Dataset listings of figures:
════════════════

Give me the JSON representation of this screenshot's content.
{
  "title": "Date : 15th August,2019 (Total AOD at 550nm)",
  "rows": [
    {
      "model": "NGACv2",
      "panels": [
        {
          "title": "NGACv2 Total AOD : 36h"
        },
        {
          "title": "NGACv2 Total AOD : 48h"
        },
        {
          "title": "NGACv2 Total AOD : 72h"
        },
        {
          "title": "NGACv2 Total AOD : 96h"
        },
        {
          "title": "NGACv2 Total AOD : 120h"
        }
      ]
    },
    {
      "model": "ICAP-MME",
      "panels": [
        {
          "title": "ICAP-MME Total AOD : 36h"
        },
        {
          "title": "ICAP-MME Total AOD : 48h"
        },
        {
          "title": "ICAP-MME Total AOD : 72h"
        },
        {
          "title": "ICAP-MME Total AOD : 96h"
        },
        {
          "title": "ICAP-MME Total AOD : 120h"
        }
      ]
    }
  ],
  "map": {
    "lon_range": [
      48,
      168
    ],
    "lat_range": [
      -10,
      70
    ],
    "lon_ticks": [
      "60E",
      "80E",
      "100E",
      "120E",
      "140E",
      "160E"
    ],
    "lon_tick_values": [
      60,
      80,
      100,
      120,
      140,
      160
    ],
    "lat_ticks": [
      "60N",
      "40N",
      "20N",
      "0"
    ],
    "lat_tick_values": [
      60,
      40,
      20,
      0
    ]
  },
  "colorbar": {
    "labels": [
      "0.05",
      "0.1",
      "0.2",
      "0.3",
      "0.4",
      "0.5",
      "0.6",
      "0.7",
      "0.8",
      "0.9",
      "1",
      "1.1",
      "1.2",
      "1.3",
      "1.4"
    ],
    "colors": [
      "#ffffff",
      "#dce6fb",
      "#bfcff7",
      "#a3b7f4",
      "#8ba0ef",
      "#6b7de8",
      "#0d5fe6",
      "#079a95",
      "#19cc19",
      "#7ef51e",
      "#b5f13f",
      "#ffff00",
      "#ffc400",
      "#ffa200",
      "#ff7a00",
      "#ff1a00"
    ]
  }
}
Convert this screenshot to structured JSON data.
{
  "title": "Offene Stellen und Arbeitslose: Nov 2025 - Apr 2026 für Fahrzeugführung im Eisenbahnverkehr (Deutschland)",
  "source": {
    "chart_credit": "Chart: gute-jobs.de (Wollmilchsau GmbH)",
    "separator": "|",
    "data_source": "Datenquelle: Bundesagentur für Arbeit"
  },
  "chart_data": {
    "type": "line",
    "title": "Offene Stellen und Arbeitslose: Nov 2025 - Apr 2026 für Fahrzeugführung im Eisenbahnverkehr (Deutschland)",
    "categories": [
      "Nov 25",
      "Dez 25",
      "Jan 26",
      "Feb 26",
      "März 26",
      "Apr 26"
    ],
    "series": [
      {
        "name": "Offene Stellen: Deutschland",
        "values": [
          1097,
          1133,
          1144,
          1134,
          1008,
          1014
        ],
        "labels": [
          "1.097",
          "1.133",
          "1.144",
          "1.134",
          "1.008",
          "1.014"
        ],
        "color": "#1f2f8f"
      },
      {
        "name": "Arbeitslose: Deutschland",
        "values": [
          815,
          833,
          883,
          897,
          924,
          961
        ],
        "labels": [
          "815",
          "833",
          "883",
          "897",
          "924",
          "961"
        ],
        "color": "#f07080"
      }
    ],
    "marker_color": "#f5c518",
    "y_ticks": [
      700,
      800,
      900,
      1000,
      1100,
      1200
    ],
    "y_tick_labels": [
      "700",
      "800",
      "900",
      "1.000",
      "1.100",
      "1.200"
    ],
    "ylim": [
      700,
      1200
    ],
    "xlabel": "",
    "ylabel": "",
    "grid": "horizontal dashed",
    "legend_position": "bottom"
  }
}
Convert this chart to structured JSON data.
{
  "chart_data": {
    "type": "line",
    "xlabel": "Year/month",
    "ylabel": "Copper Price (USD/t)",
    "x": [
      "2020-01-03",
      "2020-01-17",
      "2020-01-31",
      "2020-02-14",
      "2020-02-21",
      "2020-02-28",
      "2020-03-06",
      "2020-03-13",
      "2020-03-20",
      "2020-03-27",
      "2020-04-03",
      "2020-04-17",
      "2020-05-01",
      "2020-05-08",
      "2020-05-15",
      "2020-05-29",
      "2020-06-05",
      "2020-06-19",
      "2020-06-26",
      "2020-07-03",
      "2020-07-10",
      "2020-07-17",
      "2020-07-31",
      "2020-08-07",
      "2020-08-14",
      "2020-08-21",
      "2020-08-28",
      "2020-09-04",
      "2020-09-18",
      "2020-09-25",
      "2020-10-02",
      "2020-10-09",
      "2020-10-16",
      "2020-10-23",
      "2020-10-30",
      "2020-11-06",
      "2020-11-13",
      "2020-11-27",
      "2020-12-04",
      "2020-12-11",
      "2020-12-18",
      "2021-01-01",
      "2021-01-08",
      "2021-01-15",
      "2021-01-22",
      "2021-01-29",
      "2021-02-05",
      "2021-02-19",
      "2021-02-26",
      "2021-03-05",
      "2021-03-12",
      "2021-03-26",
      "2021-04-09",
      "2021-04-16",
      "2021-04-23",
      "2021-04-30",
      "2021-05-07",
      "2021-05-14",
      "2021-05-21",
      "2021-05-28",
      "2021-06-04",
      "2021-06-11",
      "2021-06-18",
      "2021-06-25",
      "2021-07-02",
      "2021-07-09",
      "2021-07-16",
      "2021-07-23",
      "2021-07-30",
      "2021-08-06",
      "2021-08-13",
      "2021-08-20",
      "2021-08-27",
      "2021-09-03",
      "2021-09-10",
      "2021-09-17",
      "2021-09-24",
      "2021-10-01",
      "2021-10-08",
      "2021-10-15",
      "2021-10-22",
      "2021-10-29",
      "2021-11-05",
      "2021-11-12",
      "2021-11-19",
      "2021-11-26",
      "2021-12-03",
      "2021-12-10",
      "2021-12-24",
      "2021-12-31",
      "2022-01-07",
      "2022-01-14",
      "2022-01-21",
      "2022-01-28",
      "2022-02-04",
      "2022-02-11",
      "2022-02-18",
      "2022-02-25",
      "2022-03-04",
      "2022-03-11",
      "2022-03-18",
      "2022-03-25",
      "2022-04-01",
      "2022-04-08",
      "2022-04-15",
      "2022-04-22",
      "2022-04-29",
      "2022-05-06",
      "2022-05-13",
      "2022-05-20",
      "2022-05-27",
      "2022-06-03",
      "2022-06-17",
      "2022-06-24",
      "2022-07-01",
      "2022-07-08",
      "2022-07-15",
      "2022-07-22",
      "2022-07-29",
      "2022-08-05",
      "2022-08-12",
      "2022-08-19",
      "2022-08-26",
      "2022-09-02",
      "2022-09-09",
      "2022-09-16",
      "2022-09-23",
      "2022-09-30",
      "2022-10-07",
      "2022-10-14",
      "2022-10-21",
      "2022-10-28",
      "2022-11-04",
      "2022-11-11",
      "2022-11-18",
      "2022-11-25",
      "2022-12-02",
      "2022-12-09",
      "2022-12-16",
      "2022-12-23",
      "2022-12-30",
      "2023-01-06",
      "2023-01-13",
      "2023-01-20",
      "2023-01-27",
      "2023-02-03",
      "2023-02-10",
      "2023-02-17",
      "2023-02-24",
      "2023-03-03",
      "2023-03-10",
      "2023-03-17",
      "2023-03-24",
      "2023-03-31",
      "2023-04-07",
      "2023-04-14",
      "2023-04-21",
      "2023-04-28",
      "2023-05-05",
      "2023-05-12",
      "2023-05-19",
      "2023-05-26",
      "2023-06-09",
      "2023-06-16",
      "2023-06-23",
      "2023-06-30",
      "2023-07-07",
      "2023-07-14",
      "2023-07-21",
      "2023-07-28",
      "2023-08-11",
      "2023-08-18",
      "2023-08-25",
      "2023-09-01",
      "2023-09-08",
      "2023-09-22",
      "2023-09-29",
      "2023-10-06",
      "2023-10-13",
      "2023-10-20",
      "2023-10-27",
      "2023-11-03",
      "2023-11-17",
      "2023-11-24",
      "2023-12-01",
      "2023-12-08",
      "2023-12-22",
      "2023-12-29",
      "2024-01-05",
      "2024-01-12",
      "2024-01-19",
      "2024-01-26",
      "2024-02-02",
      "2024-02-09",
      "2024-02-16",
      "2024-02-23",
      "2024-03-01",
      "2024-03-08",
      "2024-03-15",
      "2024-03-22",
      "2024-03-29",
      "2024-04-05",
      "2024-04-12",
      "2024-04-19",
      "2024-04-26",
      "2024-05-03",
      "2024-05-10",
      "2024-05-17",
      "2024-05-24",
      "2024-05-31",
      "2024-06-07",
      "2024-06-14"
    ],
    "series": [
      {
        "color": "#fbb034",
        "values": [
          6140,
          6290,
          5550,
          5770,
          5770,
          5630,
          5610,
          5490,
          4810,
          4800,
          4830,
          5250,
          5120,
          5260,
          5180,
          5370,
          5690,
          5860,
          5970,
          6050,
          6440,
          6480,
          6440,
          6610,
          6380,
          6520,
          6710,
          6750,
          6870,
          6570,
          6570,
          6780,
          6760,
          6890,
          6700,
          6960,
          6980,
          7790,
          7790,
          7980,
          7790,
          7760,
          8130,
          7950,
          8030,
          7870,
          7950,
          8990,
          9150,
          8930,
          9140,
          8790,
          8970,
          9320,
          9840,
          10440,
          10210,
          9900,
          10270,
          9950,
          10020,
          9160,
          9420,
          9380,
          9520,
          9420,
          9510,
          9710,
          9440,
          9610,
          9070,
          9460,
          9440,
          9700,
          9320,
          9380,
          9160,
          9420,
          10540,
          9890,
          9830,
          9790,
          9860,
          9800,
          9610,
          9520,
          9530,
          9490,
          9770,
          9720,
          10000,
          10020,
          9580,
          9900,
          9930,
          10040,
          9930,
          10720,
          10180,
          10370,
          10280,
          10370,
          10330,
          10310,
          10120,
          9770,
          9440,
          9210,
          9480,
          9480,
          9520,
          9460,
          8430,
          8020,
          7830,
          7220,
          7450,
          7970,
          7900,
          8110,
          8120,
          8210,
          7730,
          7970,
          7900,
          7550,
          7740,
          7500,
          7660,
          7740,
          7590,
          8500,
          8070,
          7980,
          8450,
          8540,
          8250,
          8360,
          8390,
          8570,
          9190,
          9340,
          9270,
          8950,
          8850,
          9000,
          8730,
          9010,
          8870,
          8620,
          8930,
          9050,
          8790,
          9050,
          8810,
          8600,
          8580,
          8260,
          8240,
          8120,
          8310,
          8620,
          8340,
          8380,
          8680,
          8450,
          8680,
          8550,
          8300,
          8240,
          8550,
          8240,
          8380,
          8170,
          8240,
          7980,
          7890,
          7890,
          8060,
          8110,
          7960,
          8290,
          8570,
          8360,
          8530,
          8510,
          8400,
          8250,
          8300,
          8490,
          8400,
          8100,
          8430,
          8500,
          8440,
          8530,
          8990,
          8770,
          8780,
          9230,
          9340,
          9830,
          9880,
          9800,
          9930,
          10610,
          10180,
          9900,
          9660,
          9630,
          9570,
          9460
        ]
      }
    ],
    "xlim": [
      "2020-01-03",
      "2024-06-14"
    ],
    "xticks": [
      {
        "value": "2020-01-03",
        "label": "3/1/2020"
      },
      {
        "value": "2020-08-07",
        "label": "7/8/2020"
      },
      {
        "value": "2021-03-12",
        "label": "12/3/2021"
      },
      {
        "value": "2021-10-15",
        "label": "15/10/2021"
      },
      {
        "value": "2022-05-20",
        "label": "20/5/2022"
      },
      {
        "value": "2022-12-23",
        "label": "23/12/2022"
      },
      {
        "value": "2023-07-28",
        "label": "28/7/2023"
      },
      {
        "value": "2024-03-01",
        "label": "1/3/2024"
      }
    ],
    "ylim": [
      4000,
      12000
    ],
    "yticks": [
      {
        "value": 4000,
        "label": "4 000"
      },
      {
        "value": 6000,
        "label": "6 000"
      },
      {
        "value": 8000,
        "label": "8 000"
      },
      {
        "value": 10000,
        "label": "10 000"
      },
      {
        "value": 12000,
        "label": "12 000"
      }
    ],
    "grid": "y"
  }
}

════════════════

■ **SHORT PROBLEM**: List every line above containing the word "JSON".

■ **PROBLEM SOLUTION**:
Give me the JSON representation of this screenshot's content.
Convert this screenshot to structured JSON data.
Convert this chart to structured JSON data.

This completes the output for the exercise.